=== Recorded information ===
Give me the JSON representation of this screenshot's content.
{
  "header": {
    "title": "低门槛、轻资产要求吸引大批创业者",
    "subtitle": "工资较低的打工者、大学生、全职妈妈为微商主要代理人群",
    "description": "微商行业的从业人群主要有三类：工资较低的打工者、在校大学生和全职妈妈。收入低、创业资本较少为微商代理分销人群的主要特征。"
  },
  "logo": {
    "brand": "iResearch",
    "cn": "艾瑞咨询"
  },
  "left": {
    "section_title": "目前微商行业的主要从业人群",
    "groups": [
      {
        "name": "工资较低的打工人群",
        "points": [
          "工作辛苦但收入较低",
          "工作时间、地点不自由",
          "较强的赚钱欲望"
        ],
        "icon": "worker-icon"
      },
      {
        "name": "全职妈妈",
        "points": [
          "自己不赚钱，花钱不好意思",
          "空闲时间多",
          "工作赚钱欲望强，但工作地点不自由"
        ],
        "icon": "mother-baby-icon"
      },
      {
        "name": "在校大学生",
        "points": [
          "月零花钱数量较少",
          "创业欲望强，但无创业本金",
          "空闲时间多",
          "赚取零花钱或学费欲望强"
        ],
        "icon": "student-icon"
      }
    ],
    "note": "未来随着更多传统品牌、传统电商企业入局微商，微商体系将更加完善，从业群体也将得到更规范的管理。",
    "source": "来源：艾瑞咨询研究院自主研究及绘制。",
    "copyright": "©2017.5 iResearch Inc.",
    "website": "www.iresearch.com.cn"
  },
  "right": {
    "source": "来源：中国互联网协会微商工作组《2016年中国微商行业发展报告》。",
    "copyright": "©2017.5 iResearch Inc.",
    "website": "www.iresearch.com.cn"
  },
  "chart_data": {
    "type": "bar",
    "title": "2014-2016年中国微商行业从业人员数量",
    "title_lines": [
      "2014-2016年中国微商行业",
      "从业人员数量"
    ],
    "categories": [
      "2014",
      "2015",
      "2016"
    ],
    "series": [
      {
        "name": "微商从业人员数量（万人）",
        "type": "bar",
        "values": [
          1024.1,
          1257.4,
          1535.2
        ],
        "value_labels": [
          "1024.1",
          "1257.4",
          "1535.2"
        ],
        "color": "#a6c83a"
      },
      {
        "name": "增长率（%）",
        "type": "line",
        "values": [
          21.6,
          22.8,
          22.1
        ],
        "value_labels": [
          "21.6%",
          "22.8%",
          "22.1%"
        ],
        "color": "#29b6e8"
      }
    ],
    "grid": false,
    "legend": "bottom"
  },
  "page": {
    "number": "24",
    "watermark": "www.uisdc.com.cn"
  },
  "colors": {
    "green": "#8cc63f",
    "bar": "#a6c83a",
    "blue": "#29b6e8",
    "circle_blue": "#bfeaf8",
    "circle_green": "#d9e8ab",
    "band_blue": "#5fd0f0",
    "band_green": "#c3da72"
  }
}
===
=== Recorded information ===
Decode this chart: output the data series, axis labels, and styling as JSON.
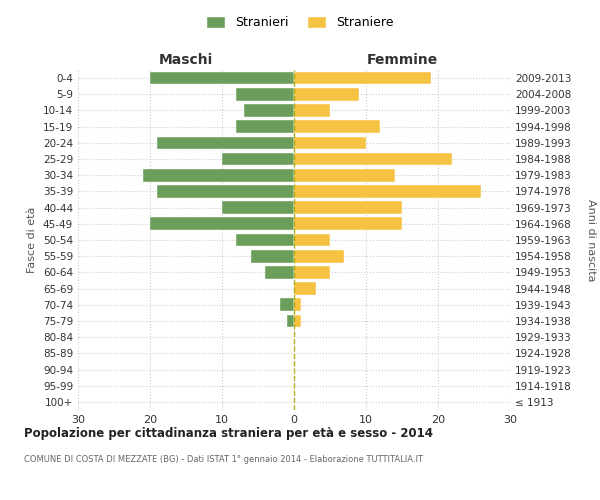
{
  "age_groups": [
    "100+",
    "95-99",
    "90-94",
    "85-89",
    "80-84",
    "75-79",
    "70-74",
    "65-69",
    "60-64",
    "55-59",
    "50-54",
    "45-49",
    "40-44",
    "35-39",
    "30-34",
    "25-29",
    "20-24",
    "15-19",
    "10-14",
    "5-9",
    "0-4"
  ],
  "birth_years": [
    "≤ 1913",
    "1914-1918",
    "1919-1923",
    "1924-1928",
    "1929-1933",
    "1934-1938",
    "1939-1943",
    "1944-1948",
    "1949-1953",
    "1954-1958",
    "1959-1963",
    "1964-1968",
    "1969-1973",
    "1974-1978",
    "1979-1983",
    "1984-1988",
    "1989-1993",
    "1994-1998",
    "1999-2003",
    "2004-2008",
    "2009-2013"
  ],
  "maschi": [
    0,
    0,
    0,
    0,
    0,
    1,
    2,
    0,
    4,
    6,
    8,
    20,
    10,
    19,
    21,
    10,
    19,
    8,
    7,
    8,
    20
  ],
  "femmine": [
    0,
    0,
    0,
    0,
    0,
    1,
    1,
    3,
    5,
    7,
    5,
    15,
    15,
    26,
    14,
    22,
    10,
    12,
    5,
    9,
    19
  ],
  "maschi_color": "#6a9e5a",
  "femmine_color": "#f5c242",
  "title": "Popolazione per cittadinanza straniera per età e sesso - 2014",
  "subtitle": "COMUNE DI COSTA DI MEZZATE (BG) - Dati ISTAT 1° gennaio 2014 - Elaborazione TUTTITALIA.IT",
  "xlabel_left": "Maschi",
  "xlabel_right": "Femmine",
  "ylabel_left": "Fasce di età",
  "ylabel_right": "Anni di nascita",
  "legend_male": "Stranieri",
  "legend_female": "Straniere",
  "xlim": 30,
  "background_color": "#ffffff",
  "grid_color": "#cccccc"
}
===
» Work to complete: Show the lines of the material that contain the word "series".

» Answer to the task:
    "series": [
Decode this chart: output the data series, axis labels, and styling as JSON.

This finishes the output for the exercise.